## Written problem
Pick out all lines in the listing holding the string "Frequency" and copy them.

++++++

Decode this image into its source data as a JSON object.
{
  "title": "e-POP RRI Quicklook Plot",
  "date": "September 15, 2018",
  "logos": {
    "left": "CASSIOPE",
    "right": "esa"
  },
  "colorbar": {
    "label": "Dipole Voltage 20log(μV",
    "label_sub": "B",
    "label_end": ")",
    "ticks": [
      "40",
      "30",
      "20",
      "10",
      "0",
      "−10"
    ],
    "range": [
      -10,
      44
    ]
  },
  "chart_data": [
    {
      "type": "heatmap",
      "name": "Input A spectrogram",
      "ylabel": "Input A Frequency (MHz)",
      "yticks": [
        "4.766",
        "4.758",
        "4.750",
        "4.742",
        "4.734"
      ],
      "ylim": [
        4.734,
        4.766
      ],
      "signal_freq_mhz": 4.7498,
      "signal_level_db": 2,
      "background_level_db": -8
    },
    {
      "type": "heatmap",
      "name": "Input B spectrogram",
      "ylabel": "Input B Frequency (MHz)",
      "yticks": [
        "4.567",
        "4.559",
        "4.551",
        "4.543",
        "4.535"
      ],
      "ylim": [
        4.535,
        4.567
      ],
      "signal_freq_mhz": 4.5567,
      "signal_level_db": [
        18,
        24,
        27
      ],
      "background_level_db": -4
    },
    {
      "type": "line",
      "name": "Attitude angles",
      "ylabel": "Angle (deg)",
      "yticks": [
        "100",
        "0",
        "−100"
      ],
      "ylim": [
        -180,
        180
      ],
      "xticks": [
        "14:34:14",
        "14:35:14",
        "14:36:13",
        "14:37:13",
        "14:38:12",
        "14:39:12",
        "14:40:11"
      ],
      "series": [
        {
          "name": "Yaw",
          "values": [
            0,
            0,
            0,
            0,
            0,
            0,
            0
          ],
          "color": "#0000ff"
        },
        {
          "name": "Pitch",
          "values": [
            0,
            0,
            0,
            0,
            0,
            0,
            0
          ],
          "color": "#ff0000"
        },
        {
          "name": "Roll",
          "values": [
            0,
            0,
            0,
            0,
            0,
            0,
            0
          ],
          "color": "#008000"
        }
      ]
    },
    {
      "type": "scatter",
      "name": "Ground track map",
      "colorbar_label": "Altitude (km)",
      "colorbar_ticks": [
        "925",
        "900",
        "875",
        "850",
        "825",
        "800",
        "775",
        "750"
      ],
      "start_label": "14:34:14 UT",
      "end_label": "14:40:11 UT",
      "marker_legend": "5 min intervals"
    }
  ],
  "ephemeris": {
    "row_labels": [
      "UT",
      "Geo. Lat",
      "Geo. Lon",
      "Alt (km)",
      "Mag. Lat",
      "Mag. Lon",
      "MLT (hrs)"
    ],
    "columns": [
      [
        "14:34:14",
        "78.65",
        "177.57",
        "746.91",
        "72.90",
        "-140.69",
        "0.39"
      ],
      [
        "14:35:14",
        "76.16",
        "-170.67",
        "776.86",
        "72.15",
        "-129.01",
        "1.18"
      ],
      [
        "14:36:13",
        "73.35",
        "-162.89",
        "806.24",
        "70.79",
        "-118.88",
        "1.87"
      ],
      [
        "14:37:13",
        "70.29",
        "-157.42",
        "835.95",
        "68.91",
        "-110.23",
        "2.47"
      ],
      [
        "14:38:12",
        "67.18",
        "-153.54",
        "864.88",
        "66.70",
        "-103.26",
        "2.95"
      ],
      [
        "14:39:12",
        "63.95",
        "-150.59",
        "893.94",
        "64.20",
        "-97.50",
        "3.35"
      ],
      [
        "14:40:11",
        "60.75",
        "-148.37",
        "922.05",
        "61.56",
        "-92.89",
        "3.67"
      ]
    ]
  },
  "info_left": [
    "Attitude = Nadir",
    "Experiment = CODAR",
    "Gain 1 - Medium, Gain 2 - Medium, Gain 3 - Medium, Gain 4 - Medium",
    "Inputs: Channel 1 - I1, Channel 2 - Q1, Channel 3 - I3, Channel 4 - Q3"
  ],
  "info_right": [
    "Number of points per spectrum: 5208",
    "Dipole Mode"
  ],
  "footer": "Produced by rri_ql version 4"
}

++++++

## Result for this exercise
      "ylabel": "Input A Frequency (MHz)",
      "ylabel": "Input B Frequency (MHz)",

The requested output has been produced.